:: To do ::
Leave out any pictures and transcribe all other data below exactly.

:: Recorded information ::
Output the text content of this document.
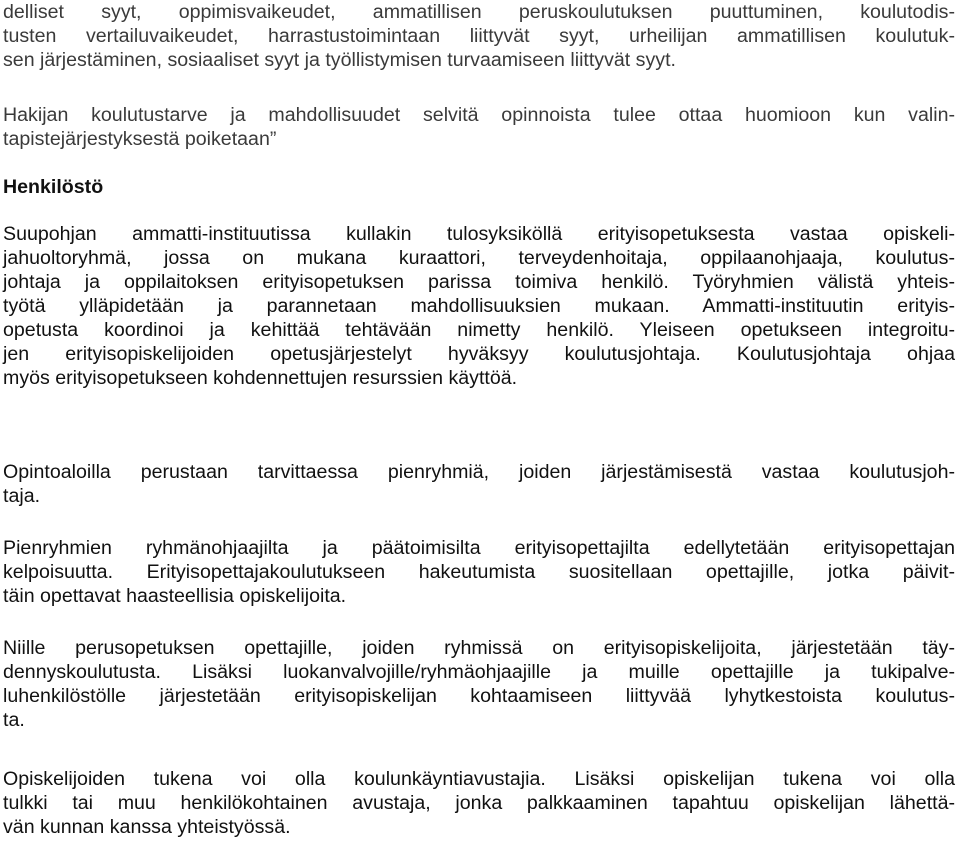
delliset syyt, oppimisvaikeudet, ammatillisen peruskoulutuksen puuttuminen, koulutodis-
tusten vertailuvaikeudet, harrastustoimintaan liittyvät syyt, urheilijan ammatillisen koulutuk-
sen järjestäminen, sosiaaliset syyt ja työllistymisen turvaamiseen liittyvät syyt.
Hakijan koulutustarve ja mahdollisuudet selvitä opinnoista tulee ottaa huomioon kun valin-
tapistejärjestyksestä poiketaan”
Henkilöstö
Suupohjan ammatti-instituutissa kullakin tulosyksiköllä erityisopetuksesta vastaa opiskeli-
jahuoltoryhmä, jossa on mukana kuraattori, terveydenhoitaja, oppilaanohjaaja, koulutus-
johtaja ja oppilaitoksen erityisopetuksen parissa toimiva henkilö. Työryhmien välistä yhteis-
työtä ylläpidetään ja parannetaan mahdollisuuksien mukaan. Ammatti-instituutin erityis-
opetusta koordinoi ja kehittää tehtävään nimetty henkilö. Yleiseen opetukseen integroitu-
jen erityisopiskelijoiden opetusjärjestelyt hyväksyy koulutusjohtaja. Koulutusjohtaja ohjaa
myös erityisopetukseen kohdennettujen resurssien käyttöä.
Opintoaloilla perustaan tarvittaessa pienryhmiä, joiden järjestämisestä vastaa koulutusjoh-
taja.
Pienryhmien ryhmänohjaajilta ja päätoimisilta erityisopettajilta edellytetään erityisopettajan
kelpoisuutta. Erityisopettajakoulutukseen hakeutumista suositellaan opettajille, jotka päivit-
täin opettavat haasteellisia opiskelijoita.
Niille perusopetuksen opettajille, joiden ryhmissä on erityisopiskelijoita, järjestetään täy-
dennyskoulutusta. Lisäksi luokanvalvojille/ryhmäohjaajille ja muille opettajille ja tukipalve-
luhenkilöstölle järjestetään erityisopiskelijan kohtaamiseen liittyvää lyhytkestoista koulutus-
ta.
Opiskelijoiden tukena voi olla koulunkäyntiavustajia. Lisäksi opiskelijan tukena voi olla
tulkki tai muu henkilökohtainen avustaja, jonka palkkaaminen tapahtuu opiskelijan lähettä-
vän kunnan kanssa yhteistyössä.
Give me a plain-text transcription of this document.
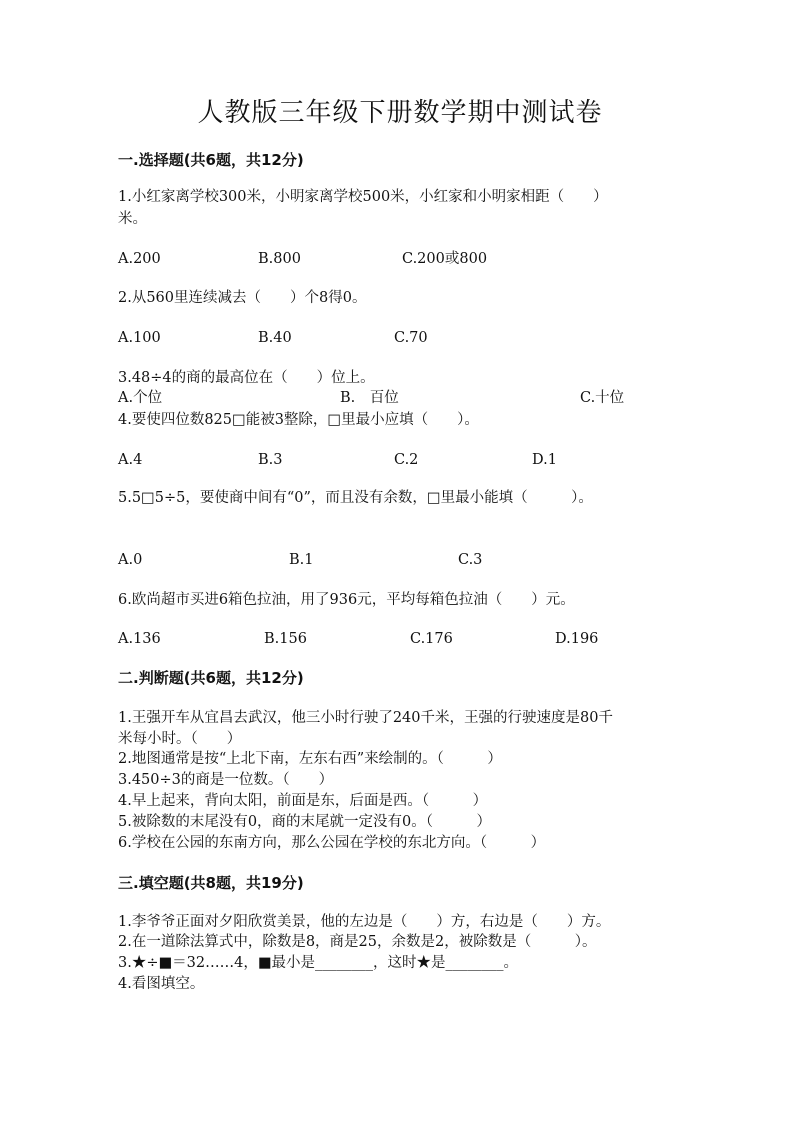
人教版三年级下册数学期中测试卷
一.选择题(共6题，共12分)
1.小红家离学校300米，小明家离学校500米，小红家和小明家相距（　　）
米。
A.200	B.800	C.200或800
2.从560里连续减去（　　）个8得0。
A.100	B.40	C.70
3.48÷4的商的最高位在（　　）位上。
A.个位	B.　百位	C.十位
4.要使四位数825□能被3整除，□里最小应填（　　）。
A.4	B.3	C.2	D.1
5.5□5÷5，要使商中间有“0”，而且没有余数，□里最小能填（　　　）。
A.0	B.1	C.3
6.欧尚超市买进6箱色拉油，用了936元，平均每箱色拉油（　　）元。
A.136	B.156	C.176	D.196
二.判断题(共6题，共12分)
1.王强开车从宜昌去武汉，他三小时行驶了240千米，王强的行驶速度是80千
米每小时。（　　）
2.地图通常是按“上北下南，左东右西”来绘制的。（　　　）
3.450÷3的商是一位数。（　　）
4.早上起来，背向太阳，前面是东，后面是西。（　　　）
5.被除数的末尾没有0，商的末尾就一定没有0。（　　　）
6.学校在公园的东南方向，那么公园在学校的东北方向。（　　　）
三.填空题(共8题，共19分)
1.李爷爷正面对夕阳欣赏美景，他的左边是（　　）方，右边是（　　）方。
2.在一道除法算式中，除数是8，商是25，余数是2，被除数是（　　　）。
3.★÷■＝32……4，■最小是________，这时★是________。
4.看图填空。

:: Task answer ::
Output the text content of this document.
delliset syyt, oppimisvaikeudet, ammatillisen peruskoulutuksen puuttuminen, koulutodis-
tusten vertailuvaikeudet, harrastustoimintaan liittyvät syyt, urheilijan ammatillisen koulutuk-
sen järjestäminen, sosiaaliset syyt ja työllistymisen turvaamiseen liittyvät syyt.
Hakijan koulutustarve ja mahdollisuudet selvitä opinnoista tulee ottaa huomioon kun valin-
tapistejärjestyksestä poiketaan”
Henkilöstö
Suupohjan ammatti-instituutissa kullakin tulosyksiköllä erityisopetuksesta vastaa opiskeli-
jahuoltoryhmä, jossa on mukana kuraattori, terveydenhoitaja, oppilaanohjaaja, koulutus-
johtaja ja oppilaitoksen erityisopetuksen parissa toimiva henkilö. Työryhmien välistä yhteis-
työtä ylläpidetään ja parannetaan mahdollisuuksien mukaan. Ammatti-instituutin erityis-
opetusta koordinoi ja kehittää tehtävään nimetty henkilö. Yleiseen opetukseen integroitu-
jen erityisopiskelijoiden opetusjärjestelyt hyväksyy koulutusjohtaja. Koulutusjohtaja ohjaa
myös erityisopetukseen kohdennettujen resurssien käyttöä.
Opintoaloilla perustaan tarvittaessa pienryhmiä, joiden järjestämisestä vastaa koulutusjoh-
taja.
Pienryhmien ryhmänohjaajilta ja päätoimisilta erityisopettajilta edellytetään erityisopettajan
kelpoisuutta. Erityisopettajakoulutukseen hakeutumista suositellaan opettajille, jotka päivit-
täin opettavat haasteellisia opiskelijoita.
Niille perusopetuksen opettajille, joiden ryhmissä on erityisopiskelijoita, järjestetään täy-
dennyskoulutusta. Lisäksi luokanvalvojille/ryhmäohjaajille ja muille opettajille ja tukipalve-
luhenkilöstölle järjestetään erityisopiskelijan kohtaamiseen liittyvää lyhytkestoista koulutus-
ta.
Opiskelijoiden tukena voi olla koulunkäyntiavustajia. Lisäksi opiskelijan tukena voi olla
tulkki tai muu henkilökohtainen avustaja, jonka palkkaaminen tapahtuu opiskelijan lähettä-
vän kunnan kanssa yhteistyössä.
Give me a plain-text transcription of this document.
人教版三年级下册数学期中测试卷
一.选择题(共6题，共12分)
1.小红家离学校300米，小明家离学校500米，小红家和小明家相距（　　）
米。
A.200	B.800	C.200或800
2.从560里连续减去（　　）个8得0。
A.100	B.40	C.70
3.48÷4的商的最高位在（　　）位上。
A.个位	B.　百位	C.十位
4.要使四位数825□能被3整除，□里最小应填（　　）。
A.4	B.3	C.2	D.1
5.5□5÷5，要使商中间有“0”，而且没有余数，□里最小能填（　　　）。
A.0	B.1	C.3
6.欧尚超市买进6箱色拉油，用了936元，平均每箱色拉油（　　）元。
A.136	B.156	C.176	D.196
二.判断题(共6题，共12分)
1.王强开车从宜昌去武汉，他三小时行驶了240千米，王强的行驶速度是80千
米每小时。（　　）
2.地图通常是按“上北下南，左东右西”来绘制的。（　　　）
3.450÷3的商是一位数。（　　）
4.早上起来，背向太阳，前面是东，后面是西。（　　　）
5.被除数的末尾没有0，商的末尾就一定没有0。（　　　）
6.学校在公园的东南方向，那么公园在学校的东北方向。（　　　）
三.填空题(共8题，共19分)
1.李爷爷正面对夕阳欣赏美景，他的左边是（　　）方，右边是（　　）方。
2.在一道除法算式中，除数是8，商是25，余数是2，被除数是（　　　）。
3.★÷■＝32……4，■最小是________，这时★是________。
4.看图填空。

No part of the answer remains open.